• _Set problem_
Pick every line from the data that holds the word "Digest".

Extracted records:
******************************

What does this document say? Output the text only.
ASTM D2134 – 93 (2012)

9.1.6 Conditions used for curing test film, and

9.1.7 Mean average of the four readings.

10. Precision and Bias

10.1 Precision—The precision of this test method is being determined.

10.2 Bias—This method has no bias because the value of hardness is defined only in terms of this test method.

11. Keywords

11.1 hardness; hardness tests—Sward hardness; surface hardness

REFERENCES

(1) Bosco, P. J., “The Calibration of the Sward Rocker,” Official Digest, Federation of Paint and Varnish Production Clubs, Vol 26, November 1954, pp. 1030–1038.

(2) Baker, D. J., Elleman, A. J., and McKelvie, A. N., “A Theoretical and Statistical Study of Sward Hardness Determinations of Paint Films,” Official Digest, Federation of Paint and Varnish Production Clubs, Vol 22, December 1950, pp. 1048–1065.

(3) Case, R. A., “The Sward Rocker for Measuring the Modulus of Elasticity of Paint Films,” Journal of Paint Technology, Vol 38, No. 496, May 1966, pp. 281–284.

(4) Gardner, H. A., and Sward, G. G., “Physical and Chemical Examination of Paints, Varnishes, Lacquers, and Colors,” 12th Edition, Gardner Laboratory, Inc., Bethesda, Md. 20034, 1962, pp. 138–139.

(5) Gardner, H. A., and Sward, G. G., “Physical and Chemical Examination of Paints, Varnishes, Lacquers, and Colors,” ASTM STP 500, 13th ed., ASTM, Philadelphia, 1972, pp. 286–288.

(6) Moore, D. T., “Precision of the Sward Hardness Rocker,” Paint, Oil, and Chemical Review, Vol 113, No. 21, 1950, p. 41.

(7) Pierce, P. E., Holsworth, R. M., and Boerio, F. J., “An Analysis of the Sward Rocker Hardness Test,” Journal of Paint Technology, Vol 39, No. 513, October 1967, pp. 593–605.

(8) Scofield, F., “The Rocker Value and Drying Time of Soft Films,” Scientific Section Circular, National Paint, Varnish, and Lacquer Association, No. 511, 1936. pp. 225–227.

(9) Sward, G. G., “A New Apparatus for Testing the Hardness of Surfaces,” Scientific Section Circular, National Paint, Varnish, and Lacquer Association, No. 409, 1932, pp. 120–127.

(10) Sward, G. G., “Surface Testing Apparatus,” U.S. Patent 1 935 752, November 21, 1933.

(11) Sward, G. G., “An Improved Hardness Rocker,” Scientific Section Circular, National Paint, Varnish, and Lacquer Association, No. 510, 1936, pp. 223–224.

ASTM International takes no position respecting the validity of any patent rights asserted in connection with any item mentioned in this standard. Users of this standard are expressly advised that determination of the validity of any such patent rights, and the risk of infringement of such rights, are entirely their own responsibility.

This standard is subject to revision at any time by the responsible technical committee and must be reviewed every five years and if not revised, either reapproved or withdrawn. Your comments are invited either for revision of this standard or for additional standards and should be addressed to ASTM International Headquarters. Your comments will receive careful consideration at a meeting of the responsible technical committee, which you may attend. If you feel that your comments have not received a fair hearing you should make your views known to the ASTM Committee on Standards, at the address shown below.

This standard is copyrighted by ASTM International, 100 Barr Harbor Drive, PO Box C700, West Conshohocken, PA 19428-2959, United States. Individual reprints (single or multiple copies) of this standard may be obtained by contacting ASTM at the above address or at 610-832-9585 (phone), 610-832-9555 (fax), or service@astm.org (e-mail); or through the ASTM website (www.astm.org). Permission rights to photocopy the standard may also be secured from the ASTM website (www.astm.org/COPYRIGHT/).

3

******************************

• _Response to this exercise_
(1) Bosco, P. J., “The Calibration of the Sward Rocker,” Official Digest, Federation of Paint and Varnish Production Clubs, Vol 26, November 1954, pp. 1030–1038.
(2) Baker, D. J., Elleman, A. J., and McKelvie, A. N., “A Theoretical and Statistical Study of Sward Hardness Determinations of Paint Films,” Official Digest, Federation of Paint and Varnish Production Clubs, Vol 22, December 1950, pp. 1048–1065.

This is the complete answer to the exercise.